Exercise →
The entries below are to be repeated exactly as they stand.

++++ Dataset

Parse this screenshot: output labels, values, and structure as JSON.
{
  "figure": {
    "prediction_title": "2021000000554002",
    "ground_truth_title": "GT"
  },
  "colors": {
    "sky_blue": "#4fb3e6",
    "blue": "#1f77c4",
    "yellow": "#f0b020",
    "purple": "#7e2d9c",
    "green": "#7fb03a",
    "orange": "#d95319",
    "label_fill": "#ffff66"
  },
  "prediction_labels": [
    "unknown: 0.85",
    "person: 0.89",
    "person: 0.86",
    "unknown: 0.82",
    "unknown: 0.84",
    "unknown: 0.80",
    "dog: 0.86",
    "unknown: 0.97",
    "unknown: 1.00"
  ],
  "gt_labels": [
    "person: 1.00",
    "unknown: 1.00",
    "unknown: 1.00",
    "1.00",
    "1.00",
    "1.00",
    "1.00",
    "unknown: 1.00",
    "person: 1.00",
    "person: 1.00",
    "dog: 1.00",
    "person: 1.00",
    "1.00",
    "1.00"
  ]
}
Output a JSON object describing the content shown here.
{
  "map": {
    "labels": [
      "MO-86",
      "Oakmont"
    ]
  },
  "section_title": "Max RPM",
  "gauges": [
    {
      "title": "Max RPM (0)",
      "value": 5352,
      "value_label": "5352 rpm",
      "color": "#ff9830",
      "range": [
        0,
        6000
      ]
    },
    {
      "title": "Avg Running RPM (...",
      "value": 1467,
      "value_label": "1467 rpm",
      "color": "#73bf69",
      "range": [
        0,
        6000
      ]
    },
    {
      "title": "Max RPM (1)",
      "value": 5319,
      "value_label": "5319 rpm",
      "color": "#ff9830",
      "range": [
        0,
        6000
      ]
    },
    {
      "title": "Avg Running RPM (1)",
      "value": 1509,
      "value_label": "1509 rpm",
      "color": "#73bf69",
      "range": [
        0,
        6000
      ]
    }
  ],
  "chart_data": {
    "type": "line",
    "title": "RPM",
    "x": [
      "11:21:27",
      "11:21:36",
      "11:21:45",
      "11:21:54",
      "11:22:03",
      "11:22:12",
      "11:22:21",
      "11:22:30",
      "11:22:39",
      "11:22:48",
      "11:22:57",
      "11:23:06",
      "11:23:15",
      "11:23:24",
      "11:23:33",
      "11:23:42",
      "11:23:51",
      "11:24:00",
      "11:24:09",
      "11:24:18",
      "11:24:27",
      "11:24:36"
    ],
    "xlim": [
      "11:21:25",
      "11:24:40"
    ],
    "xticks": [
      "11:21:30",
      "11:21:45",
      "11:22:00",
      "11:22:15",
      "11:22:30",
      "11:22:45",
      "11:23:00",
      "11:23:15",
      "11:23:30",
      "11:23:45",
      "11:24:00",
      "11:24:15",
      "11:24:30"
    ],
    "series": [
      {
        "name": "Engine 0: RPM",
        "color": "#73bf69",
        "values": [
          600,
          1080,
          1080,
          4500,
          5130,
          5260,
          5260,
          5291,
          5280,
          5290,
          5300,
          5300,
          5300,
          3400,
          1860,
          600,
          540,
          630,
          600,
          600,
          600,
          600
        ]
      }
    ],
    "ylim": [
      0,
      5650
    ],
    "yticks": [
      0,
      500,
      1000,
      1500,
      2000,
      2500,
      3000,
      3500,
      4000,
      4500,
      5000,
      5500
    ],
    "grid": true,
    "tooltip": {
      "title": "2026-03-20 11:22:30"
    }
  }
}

++++++++

In response →
Parse this screenshot: output labels, values, and structure as JSON.
{
  "figure": {
    "prediction_title": "2021000000554002",
    "ground_truth_title": "GT"
  },
  "colors": {
    "sky_blue": "#4fb3e6",
    "blue": "#1f77c4",
    "yellow": "#f0b020",
    "purple": "#7e2d9c",
    "green": "#7fb03a",
    "orange": "#d95319",
    "label_fill": "#ffff66"
  },
  "prediction_labels": [
    "unknown: 0.85",
    "person: 0.89",
    "person: 0.86",
    "unknown: 0.82",
    "unknown: 0.84",
    "unknown: 0.80",
    "dog: 0.86",
    "unknown: 0.97",
    "unknown: 1.00"
  ],
  "gt_labels": [
    "person: 1.00",
    "unknown: 1.00",
    "unknown: 1.00",
    "1.00",
    "1.00",
    "1.00",
    "1.00",
    "unknown: 1.00",
    "person: 1.00",
    "person: 1.00",
    "dog: 1.00",
    "person: 1.00",
    "1.00",
    "1.00"
  ]
}
Output a JSON object describing the content shown here.
{
  "map": {
    "labels": [
      "MO-86",
      "Oakmont"
    ]
  },
  "section_title": "Max RPM",
  "gauges": [
    {
      "title": "Max RPM (0)",
      "value": 5352,
      "value_label": "5352 rpm",
      "color": "#ff9830",
      "range": [
        0,
        6000
      ]
    },
    {
      "title": "Avg Running RPM (...",
      "value": 1467,
      "value_label": "1467 rpm",
      "color": "#73bf69",
      "range": [
        0,
        6000
      ]
    },
    {
      "title": "Max RPM (1)",
      "value": 5319,
      "value_label": "5319 rpm",
      "color": "#ff9830",
      "range": [
        0,
        6000
      ]
    },
    {
      "title": "Avg Running RPM (1)",
      "value": 1509,
      "value_label": "1509 rpm",
      "color": "#73bf69",
      "range": [
        0,
        6000
      ]
    }
  ],
  "chart_data": {
    "type": "line",
    "title": "RPM",
    "x": [
      "11:21:27",
      "11:21:36",
      "11:21:45",
      "11:21:54",
      "11:22:03",
      "11:22:12",
      "11:22:21",
      "11:22:30",
      "11:22:39",
      "11:22:48",
      "11:22:57",
      "11:23:06",
      "11:23:15",
      "11:23:24",
      "11:23:33",
      "11:23:42",
      "11:23:51",
      "11:24:00",
      "11:24:09",
      "11:24:18",
      "11:24:27",
      "11:24:36"
    ],
    "xlim": [
      "11:21:25",
      "11:24:40"
    ],
    "xticks": [
      "11:21:30",
      "11:21:45",
      "11:22:00",
      "11:22:15",
      "11:22:30",
      "11:22:45",
      "11:23:00",
      "11:23:15",
      "11:23:30",
      "11:23:45",
      "11:24:00",
      "11:24:15",
      "11:24:30"
    ],
    "series": [
      {
        "name": "Engine 0: RPM",
        "color": "#73bf69",
        "values": [
          600,
          1080,
          1080,
          4500,
          5130,
          5260,
          5260,
          5291,
          5280,
          5290,
          5300,
          5300,
          5300,
          3400,
          1860,
          600,
          540,
          630,
          600,
          600,
          600,
          600
        ]
      }
    ],
    "ylim": [
      0,
      5650
    ],
    "yticks": [
      0,
      500,
      1000,
      1500,
      2000,
      2500,
      3000,
      3500,
      4000,
      4500,
      5000,
      5500
    ],
    "grid": true,
    "tooltip": {
      "title": "2026-03-20 11:22:30"
    }
  }
}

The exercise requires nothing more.